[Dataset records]

-.-.-

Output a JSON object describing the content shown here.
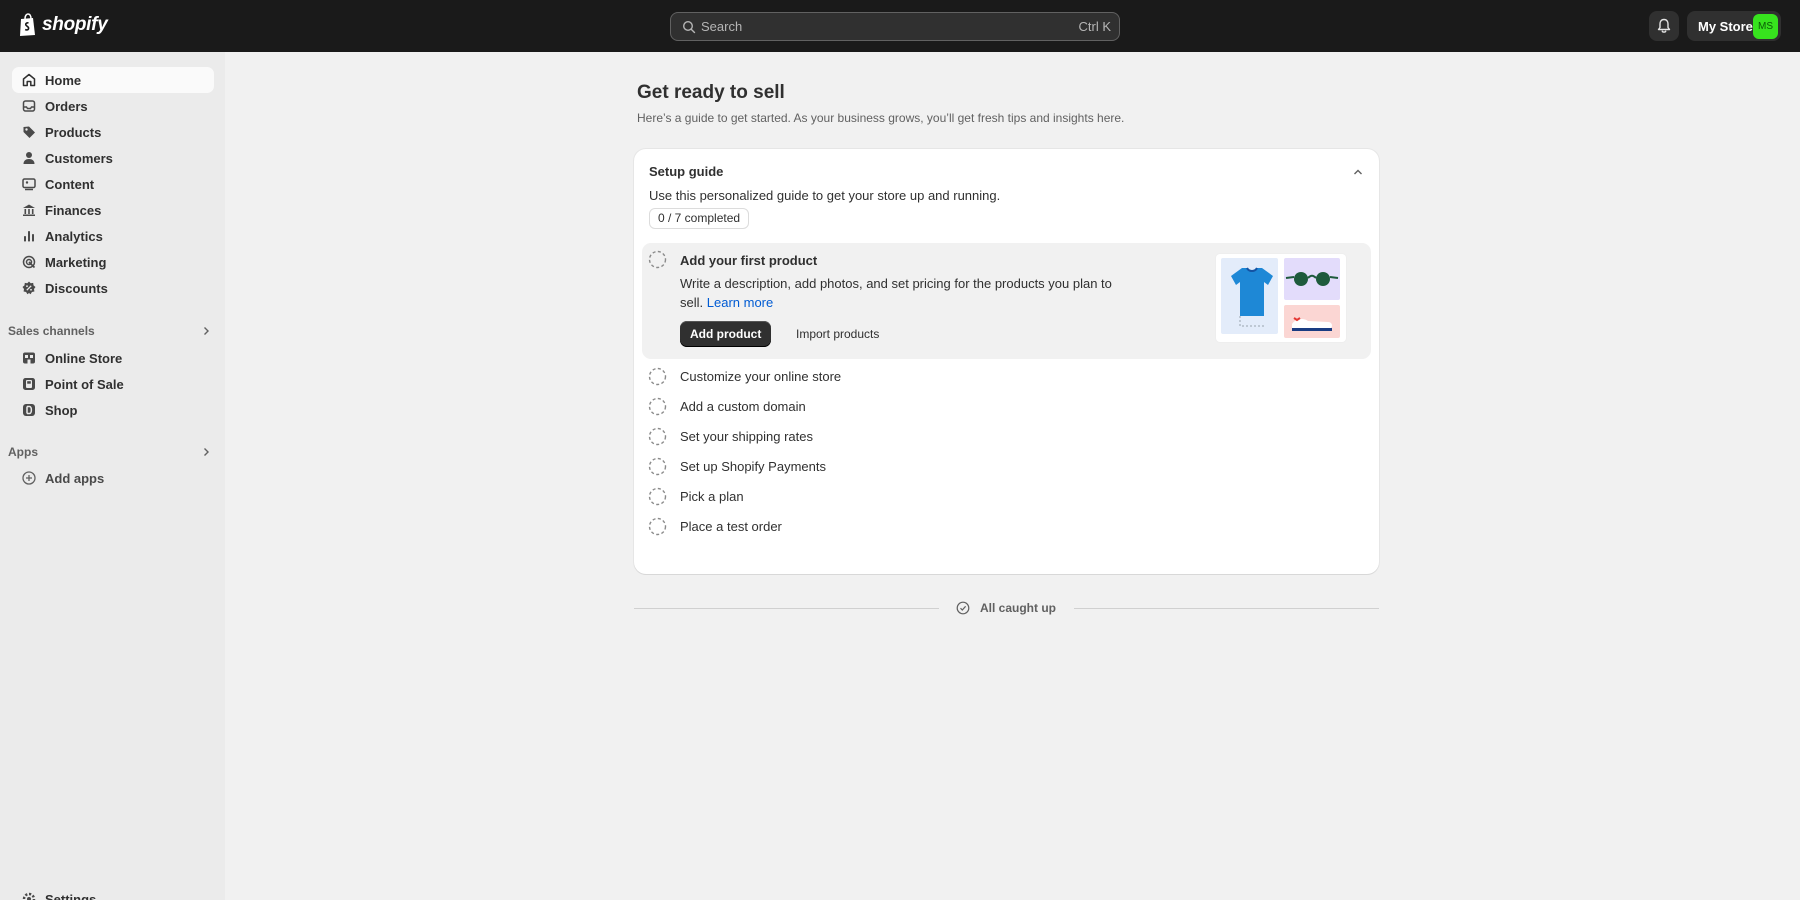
{
  "topbar": {
    "logo_text": "shopify",
    "search_placeholder": "Search",
    "search_shortcut": "Ctrl K",
    "store_name": "My Store",
    "avatar_initials": "MS",
    "avatar_color": "#37e31e"
  },
  "sidebar": {
    "main_items": [
      {
        "label": "Home",
        "icon": "home-icon",
        "active": true
      },
      {
        "label": "Orders",
        "icon": "orders-icon"
      },
      {
        "label": "Products",
        "icon": "tag-icon"
      },
      {
        "label": "Customers",
        "icon": "person-icon"
      },
      {
        "label": "Content",
        "icon": "content-icon"
      },
      {
        "label": "Finances",
        "icon": "bank-icon"
      },
      {
        "label": "Analytics",
        "icon": "bar-chart-icon"
      },
      {
        "label": "Marketing",
        "icon": "target-icon"
      },
      {
        "label": "Discounts",
        "icon": "discount-icon"
      }
    ],
    "sales_channels_label": "Sales channels",
    "sales_channels": [
      {
        "label": "Online Store",
        "icon": "store-icon"
      },
      {
        "label": "Point of Sale",
        "icon": "pos-icon"
      },
      {
        "label": "Shop",
        "icon": "shop-icon"
      }
    ],
    "apps_label": "Apps",
    "add_apps_label": "Add apps",
    "settings_label": "Settings"
  },
  "main": {
    "title": "Get ready to sell",
    "subtitle": "Here’s a guide to get started. As your business grows, you’ll get fresh tips and insights here."
  },
  "setup_guide": {
    "title": "Setup guide",
    "description": "Use this personalized guide to get your store up and running.",
    "progress": "0 / 7 completed",
    "expanded_task": {
      "title": "Add your first product",
      "description": "Write a description, add photos, and set pricing for the products you plan to sell.",
      "link": "Learn more",
      "primary_button": "Add product",
      "secondary_button": "Import products"
    },
    "tasks": [
      "Customize your online store",
      "Add a custom domain",
      "Set your shipping rates",
      "Set up Shopify Payments",
      "Pick a plan",
      "Place a test order"
    ]
  },
  "footer_status": "All caught up"
}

-.-.-

## TASK DIRECTIONS
Above are the records. Copy every line in them holding "description".

## THE REPLY
    "description": "Use this personalized guide to get your store up and running.",
      "description": "Write a description, add photos, and set pricing for the products you plan to sell.",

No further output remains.